** begin EXCERPT **

Democracy, socialism, Lenin
“Democracy, Socialism, Lenin” is Paul Le Blanc’s rejoinder to “Lenin versus democracy,” where Dan La Botz’s replies to criticisms of his original article “Goodbye to Lenin and Leninism,” first published on LINKS International Journal of Socialist Renewal on April 25. Le Blanc’s “Democracy, Socialism, Lenin” is appearing simultaneously on LINKS and Communis. Other contributions to the discussion can be read here.
I appreciate Dan La Botz’s critical challenge regarding Vladimir Lenin’s contributions to the revolutionary struggle for socialism. This is exactly the right moment for the rising numbers of socialist activists to consider the question of “what is to be done” in our time of multiple capitalist crises and catastrophes, and glean whatever might be useful in the ideas and examples of previous revolutionary Marxists, Lenin included. Dan’s comradely tone facilitates the clarifications needed as we go about this task. As he also recognizes, it is important to be frank when exploring differences.
In his latest article, Dan usefully re-lists the eleven alleged decisions made by Lenin that Dan (in my opinion wrongly) believes demonstrate that genuinely democratic socialists should reject what Lenin has to offer. In what follows I shall comment on that list, but first I would like to address Dan’s criticism of an aspect of my “methodology.”
Methodology
According to Dan’s initial “Goodbye to Lenin and Leninism” essay, “Lenin’s experience, his life and his work, both intellectual and practical, brought him into conflict with the underlying principles of Marxism and democratic socialism.” Dan stressed the “personal psychological basis” for Lenin’s “tendency toward authoritarianism.” He also noted that “several leading socialists” — not only Mensheviks but Rosa Luxemburg, the pre-1917 Leon Trotsky, Maxim Gorky and David Riazanov — “were fiercely critical of Lenin,” based on their reading of Lenin’s writings, “their personal familiarity with Lenin, and their observations of his leadership of the Bolsheviks.” He concluded that “we have all known people like this” who have a “personal psychological basis” inclining them toward authoritarianism.
This struck me as a set of issues worth considering. Consequently, I did two things:
- I took some time to explore, as Dan puts it, “people from all social classes, walks of life and political stripes” (especially Luxemburg, Trotsky, Gorky and Riazanov) on the question of whether Lenin was seen as one of those authoritarian personalities “we have all known.”

** end EXCERPT **
** begin DATASET EXTRACT **

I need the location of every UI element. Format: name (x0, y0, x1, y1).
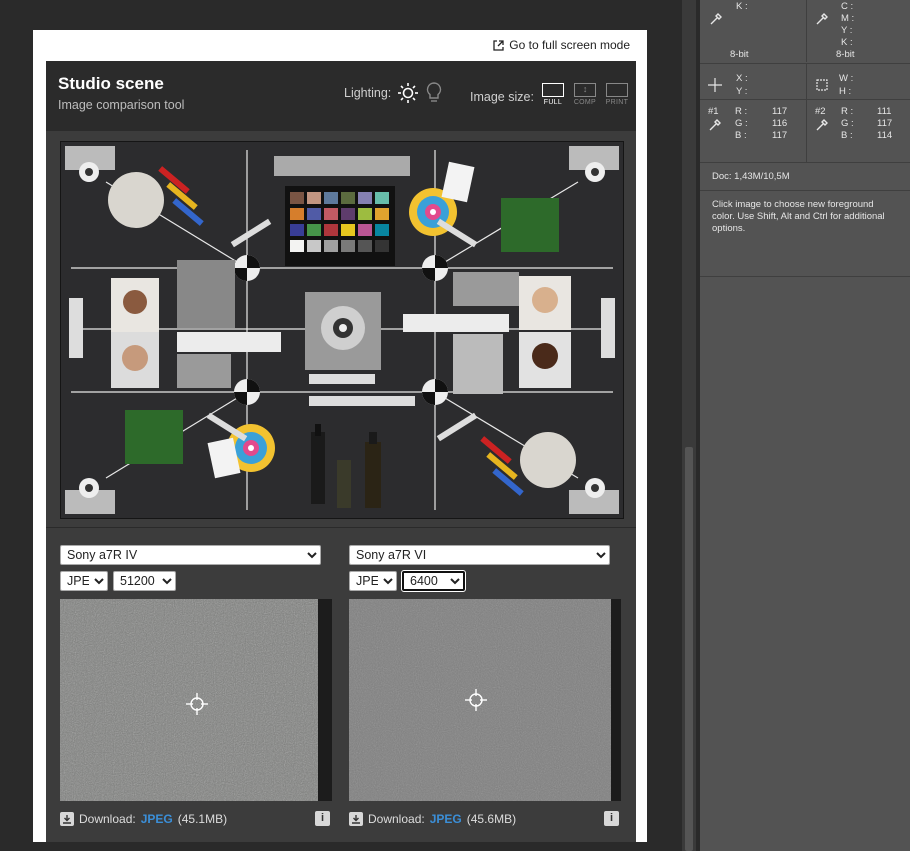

** end DATASET EXTRACT **

WHAT YOU SHOULD DO ▸
Copy out the essay on Lenin, everything from "I appreciate Dan" down to "when exploring differences.", and change "comradely" to "friendly" along the way. The data has no role in what is asked here.

RESULT OF THIS TASK ▸
I appreciate Dan La Botz’s critical challenge regarding Vladimir Lenin’s contributions to the revolutionary struggle for socialism. This is exactly the right moment for the rising numbers of socialist activists to consider the question of “what is to be done” in our time of multiple capitalist crises and catastrophes, and glean whatever might be useful in the ideas and examples of previous revolutionary Marxists, Lenin included. Dan’s friendly tone facilitates the clarifications needed as we go about this task. As he also recognizes, it is important to be frank when exploring differences.